Stored items from a collection:
::::::::::
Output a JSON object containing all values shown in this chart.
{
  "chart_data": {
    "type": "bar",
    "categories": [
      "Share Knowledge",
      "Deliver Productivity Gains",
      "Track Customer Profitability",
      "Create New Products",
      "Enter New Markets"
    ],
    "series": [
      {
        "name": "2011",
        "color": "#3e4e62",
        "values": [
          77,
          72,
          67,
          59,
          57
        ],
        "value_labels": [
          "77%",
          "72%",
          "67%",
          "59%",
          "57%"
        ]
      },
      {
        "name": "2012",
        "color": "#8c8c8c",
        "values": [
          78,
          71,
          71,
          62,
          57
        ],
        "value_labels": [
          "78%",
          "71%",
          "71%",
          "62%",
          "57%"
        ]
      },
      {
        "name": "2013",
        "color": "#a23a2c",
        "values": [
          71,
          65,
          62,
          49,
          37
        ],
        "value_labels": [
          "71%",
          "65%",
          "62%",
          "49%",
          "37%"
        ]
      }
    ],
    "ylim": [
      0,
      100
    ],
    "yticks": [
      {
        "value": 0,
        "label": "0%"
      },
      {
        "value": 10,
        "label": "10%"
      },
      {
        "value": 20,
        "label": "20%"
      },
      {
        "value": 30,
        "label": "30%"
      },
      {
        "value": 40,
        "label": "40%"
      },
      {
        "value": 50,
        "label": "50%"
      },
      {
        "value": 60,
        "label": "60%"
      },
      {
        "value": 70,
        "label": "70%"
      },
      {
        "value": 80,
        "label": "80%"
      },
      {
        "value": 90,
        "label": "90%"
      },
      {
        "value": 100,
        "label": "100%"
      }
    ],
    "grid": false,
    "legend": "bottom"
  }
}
::::::::::
Reproduce the entries above exactly.

Output a JSON object containing all values shown in this chart.
{
  "chart_data": {
    "type": "bar",
    "categories": [
      "Share Knowledge",
      "Deliver Productivity Gains",
      "Track Customer Profitability",
      "Create New Products",
      "Enter New Markets"
    ],
    "series": [
      {
        "name": "2011",
        "color": "#3e4e62",
        "values": [
          77,
          72,
          67,
          59,
          57
        ],
        "value_labels": [
          "77%",
          "72%",
          "67%",
          "59%",
          "57%"
        ]
      },
      {
        "name": "2012",
        "color": "#8c8c8c",
        "values": [
          78,
          71,
          71,
          62,
          57
        ],
        "value_labels": [
          "78%",
          "71%",
          "71%",
          "62%",
          "57%"
        ]
      },
      {
        "name": "2013",
        "color": "#a23a2c",
        "values": [
          71,
          65,
          62,
          49,
          37
        ],
        "value_labels": [
          "71%",
          "65%",
          "62%",
          "49%",
          "37%"
        ]
      }
    ],
    "ylim": [
      0,
      100
    ],
    "yticks": [
      {
        "value": 0,
        "label": "0%"
      },
      {
        "value": 10,
        "label": "10%"
      },
      {
        "value": 20,
        "label": "20%"
      },
      {
        "value": 30,
        "label": "30%"
      },
      {
        "value": 40,
        "label": "40%"
      },
      {
        "value": 50,
        "label": "50%"
      },
      {
        "value": 60,
        "label": "60%"
      },
      {
        "value": 70,
        "label": "70%"
      },
      {
        "value": 80,
        "label": "80%"
      },
      {
        "value": 90,
        "label": "90%"
      },
      {
        "value": 100,
        "label": "100%"
      }
    ],
    "grid": false,
    "legend": "bottom"
  }
}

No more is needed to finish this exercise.